> **Description of the task**: Repeat exactly each line of the data provided below.

> **Supplied entries**:

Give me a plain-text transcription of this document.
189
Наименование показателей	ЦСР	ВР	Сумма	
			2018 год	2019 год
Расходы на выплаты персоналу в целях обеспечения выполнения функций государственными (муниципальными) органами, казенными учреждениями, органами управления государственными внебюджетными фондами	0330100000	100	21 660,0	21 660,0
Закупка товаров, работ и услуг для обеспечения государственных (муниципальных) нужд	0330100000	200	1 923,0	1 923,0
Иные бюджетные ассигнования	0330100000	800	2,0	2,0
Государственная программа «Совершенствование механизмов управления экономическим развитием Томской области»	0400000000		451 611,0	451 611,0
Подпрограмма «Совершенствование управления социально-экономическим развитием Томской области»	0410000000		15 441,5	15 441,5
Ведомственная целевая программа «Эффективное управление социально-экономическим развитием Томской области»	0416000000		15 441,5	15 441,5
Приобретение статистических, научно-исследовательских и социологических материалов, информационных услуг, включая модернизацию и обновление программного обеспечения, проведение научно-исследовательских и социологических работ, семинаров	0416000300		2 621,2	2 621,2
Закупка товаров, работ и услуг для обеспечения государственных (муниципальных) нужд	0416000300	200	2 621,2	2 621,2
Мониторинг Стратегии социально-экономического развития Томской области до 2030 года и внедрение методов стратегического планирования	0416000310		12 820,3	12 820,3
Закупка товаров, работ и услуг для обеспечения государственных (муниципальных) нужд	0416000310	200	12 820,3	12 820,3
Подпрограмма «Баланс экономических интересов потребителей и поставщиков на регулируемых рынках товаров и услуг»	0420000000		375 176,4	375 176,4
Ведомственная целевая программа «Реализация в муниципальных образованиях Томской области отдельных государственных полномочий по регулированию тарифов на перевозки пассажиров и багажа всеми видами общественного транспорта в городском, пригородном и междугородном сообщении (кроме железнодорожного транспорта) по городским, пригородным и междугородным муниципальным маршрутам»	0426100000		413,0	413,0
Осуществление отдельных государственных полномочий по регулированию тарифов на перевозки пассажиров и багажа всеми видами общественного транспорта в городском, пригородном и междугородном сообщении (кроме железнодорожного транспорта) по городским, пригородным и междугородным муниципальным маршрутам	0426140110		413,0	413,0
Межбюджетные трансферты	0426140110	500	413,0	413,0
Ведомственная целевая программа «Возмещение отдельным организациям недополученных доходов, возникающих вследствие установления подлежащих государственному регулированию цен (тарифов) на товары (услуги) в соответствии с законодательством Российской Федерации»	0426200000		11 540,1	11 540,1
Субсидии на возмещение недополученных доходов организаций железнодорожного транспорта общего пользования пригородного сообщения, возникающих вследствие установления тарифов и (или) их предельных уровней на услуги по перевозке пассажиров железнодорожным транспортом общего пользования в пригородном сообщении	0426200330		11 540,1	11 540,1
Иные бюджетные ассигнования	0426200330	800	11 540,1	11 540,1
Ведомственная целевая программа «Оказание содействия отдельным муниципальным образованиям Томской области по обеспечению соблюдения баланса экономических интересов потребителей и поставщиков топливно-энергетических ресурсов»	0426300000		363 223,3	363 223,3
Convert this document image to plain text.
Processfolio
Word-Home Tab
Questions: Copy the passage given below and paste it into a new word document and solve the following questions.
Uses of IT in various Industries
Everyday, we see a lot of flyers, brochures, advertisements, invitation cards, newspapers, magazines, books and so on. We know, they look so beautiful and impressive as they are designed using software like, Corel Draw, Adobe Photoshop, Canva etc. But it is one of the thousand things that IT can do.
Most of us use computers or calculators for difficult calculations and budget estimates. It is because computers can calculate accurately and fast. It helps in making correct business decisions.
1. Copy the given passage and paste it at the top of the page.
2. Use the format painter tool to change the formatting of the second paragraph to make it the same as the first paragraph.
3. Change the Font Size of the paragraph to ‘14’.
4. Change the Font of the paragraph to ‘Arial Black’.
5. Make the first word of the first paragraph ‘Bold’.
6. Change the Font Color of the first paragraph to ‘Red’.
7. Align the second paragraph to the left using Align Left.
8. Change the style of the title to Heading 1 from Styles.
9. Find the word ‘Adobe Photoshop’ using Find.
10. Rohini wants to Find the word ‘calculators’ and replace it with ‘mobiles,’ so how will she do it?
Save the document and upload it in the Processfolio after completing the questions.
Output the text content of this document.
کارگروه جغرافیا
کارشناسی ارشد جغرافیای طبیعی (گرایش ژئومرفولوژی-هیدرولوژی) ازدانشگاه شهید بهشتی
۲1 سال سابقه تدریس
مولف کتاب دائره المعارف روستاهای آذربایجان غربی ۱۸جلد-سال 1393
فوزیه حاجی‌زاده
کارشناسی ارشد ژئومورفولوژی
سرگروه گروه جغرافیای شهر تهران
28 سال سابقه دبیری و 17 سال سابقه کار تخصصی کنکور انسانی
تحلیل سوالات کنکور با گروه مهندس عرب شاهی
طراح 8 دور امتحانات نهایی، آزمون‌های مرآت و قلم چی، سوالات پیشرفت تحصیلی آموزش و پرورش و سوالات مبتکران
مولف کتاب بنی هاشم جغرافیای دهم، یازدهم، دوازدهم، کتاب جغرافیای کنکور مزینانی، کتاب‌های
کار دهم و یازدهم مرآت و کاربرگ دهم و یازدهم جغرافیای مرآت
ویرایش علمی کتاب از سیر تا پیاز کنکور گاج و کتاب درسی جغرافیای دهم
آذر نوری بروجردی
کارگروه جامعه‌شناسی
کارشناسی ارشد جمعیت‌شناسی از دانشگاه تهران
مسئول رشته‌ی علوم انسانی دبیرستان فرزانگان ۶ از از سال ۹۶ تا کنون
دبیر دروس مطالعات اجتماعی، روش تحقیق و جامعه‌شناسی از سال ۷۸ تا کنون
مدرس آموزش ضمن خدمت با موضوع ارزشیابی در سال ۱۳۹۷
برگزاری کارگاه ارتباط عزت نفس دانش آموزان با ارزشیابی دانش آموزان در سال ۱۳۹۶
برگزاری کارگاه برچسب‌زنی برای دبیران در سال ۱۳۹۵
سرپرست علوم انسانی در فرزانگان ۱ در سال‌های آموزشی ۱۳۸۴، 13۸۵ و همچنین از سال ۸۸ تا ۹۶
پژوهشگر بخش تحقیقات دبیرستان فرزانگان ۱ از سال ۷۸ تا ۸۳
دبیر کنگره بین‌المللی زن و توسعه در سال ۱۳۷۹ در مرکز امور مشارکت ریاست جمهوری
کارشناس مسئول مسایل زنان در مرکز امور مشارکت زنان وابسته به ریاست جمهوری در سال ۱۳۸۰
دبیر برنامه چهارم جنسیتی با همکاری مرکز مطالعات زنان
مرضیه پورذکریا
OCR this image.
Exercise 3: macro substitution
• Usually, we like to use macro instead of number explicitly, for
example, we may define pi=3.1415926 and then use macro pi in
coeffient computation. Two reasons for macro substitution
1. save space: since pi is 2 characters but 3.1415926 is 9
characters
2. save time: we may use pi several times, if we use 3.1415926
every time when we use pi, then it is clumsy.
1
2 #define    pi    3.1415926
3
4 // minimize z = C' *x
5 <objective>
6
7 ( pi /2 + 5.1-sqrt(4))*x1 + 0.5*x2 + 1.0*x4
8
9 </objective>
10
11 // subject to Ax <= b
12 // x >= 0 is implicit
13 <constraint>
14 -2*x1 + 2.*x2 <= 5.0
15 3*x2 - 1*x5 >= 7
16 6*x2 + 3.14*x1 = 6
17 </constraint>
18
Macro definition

> **Written response**:
Give me a plain-text transcription of this document.
189
Наименование показателей	ЦСР	ВР	Сумма	
			2018 год	2019 год
Расходы на выплаты персоналу в целях обеспечения выполнения функций государственными (муниципальными) органами, казенными учреждениями, органами управления государственными внебюджетными фондами	0330100000	100	21 660,0	21 660,0
Закупка товаров, работ и услуг для обеспечения государственных (муниципальных) нужд	0330100000	200	1 923,0	1 923,0
Иные бюджетные ассигнования	0330100000	800	2,0	2,0
Государственная программа «Совершенствование механизмов управления экономическим развитием Томской области»	0400000000		451 611,0	451 611,0
Подпрограмма «Совершенствование управления социально-экономическим развитием Томской области»	0410000000		15 441,5	15 441,5
Ведомственная целевая программа «Эффективное управление социально-экономическим развитием Томской области»	0416000000		15 441,5	15 441,5
Приобретение статистических, научно-исследовательских и социологических материалов, информационных услуг, включая модернизацию и обновление программного обеспечения, проведение научно-исследовательских и социологических работ, семинаров	0416000300		2 621,2	2 621,2
Закупка товаров, работ и услуг для обеспечения государственных (муниципальных) нужд	0416000300	200	2 621,2	2 621,2
Мониторинг Стратегии социально-экономического развития Томской области до 2030 года и внедрение методов стратегического планирования	0416000310		12 820,3	12 820,3
Закупка товаров, работ и услуг для обеспечения государственных (муниципальных) нужд	0416000310	200	12 820,3	12 820,3
Подпрограмма «Баланс экономических интересов потребителей и поставщиков на регулируемых рынках товаров и услуг»	0420000000		375 176,4	375 176,4
Ведомственная целевая программа «Реализация в муниципальных образованиях Томской области отдельных государственных полномочий по регулированию тарифов на перевозки пассажиров и багажа всеми видами общественного транспорта в городском, пригородном и междугородном сообщении (кроме железнодорожного транспорта) по городским, пригородным и междугородным муниципальным маршрутам»	0426100000		413,0	413,0
Осуществление отдельных государственных полномочий по регулированию тарифов на перевозки пассажиров и багажа всеми видами общественного транспорта в городском, пригородном и междугородном сообщении (кроме железнодорожного транспорта) по городским, пригородным и междугородным муниципальным маршрутам	0426140110		413,0	413,0
Межбюджетные трансферты	0426140110	500	413,0	413,0
Ведомственная целевая программа «Возмещение отдельным организациям недополученных доходов, возникающих вследствие установления подлежащих государственному регулированию цен (тарифов) на товары (услуги) в соответствии с законодательством Российской Федерации»	0426200000		11 540,1	11 540,1
Субсидии на возмещение недополученных доходов организаций железнодорожного транспорта общего пользования пригородного сообщения, возникающих вследствие установления тарифов и (или) их предельных уровней на услуги по перевозке пассажиров железнодорожным транспортом общего пользования в пригородном сообщении	0426200330		11 540,1	11 540,1
Иные бюджетные ассигнования	0426200330	800	11 540,1	11 540,1
Ведомственная целевая программа «Оказание содействия отдельным муниципальным образованиям Томской области по обеспечению соблюдения баланса экономических интересов потребителей и поставщиков топливно-энергетических ресурсов»	0426300000		363 223,3	363 223,3
Convert this document image to plain text.
Processfolio
Word-Home Tab
Questions: Copy the passage given below and paste it into a new word document and solve the following questions.
Uses of IT in various Industries
Everyday, we see a lot of flyers, brochures, advertisements, invitation cards, newspapers, magazines, books and so on. We know, they look so beautiful and impressive as they are designed using software like, Corel Draw, Adobe Photoshop, Canva etc. But it is one of the thousand things that IT can do.
Most of us use computers or calculators for difficult calculations and budget estimates. It is because computers can calculate accurately and fast. It helps in making correct business decisions.
1. Copy the given passage and paste it at the top of the page.
2. Use the format painter tool to change the formatting of the second paragraph to make it the same as the first paragraph.
3. Change the Font Size of the paragraph to ‘14’.
4. Change the Font of the paragraph to ‘Arial Black’.
5. Make the first word of the first paragraph ‘Bold’.
6. Change the Font Color of the first paragraph to ‘Red’.
7. Align the second paragraph to the left using Align Left.
8. Change the style of the title to Heading 1 from Styles.
9. Find the word ‘Adobe Photoshop’ using Find.
10. Rohini wants to Find the word ‘calculators’ and replace it with ‘mobiles,’ so how will she do it?
Save the document and upload it in the Processfolio after completing the questions.
Output the text content of this document.
کارگروه جغرافیا
کارشناسی ارشد جغرافیای طبیعی (گرایش ژئومرفولوژی-هیدرولوژی) ازدانشگاه شهید بهشتی
۲1 سال سابقه تدریس
مولف کتاب دائره المعارف روستاهای آذربایجان غربی ۱۸جلد-سال 1393
فوزیه حاجی‌زاده
کارشناسی ارشد ژئومورفولوژی
سرگروه گروه جغرافیای شهر تهران
28 سال سابقه دبیری و 17 سال سابقه کار تخصصی کنکور انسانی
تحلیل سوالات کنکور با گروه مهندس عرب شاهی
طراح 8 دور امتحانات نهایی، آزمون‌های مرآت و قلم چی، سوالات پیشرفت تحصیلی آموزش و پرورش و سوالات مبتکران
مولف کتاب بنی هاشم جغرافیای دهم، یازدهم، دوازدهم، کتاب جغرافیای کنکور مزینانی، کتاب‌های
کار دهم و یازدهم مرآت و کاربرگ دهم و یازدهم جغرافیای مرآت
ویرایش علمی کتاب از سیر تا پیاز کنکور گاج و کتاب درسی جغرافیای دهم
آذر نوری بروجردی
کارگروه جامعه‌شناسی
کارشناسی ارشد جمعیت‌شناسی از دانشگاه تهران
مسئول رشته‌ی علوم انسانی دبیرستان فرزانگان ۶ از از سال ۹۶ تا کنون
دبیر دروس مطالعات اجتماعی، روش تحقیق و جامعه‌شناسی از سال ۷۸ تا کنون
مدرس آموزش ضمن خدمت با موضوع ارزشیابی در سال ۱۳۹۷
برگزاری کارگاه ارتباط عزت نفس دانش آموزان با ارزشیابی دانش آموزان در سال ۱۳۹۶
برگزاری کارگاه برچسب‌زنی برای دبیران در سال ۱۳۹۵
سرپرست علوم انسانی در فرزانگان ۱ در سال‌های آموزشی ۱۳۸۴، 13۸۵ و همچنین از سال ۸۸ تا ۹۶
پژوهشگر بخش تحقیقات دبیرستان فرزانگان ۱ از سال ۷۸ تا ۸۳
دبیر کنگره بین‌المللی زن و توسعه در سال ۱۳۷۹ در مرکز امور مشارکت ریاست جمهوری
کارشناس مسئول مسایل زنان در مرکز امور مشارکت زنان وابسته به ریاست جمهوری در سال ۱۳۸۰
دبیر برنامه چهارم جنسیتی با همکاری مرکز مطالعات زنان
مرضیه پورذکریا
OCR this image.
Exercise 3: macro substitution
• Usually, we like to use macro instead of number explicitly, for
example, we may define pi=3.1415926 and then use macro pi in
coeffient computation. Two reasons for macro substitution
1. save space: since pi is 2 characters but 3.1415926 is 9
characters
2. save time: we may use pi several times, if we use 3.1415926
every time when we use pi, then it is clumsy.
1
2 #define    pi    3.1415926
3
4 // minimize z = C' *x
5 <objective>
6
7 ( pi /2 + 5.1-sqrt(4))*x1 + 0.5*x2 + 1.0*x4
8
9 </objective>
10
11 // subject to Ax <= b
12 // x >= 0 is implicit
13 <constraint>
14 -2*x1 + 2.*x2 <= 5.0
15 3*x2 - 1*x5 >= 7
16 6*x2 + 3.14*x1 = 6
17 </constraint>
18
Macro definition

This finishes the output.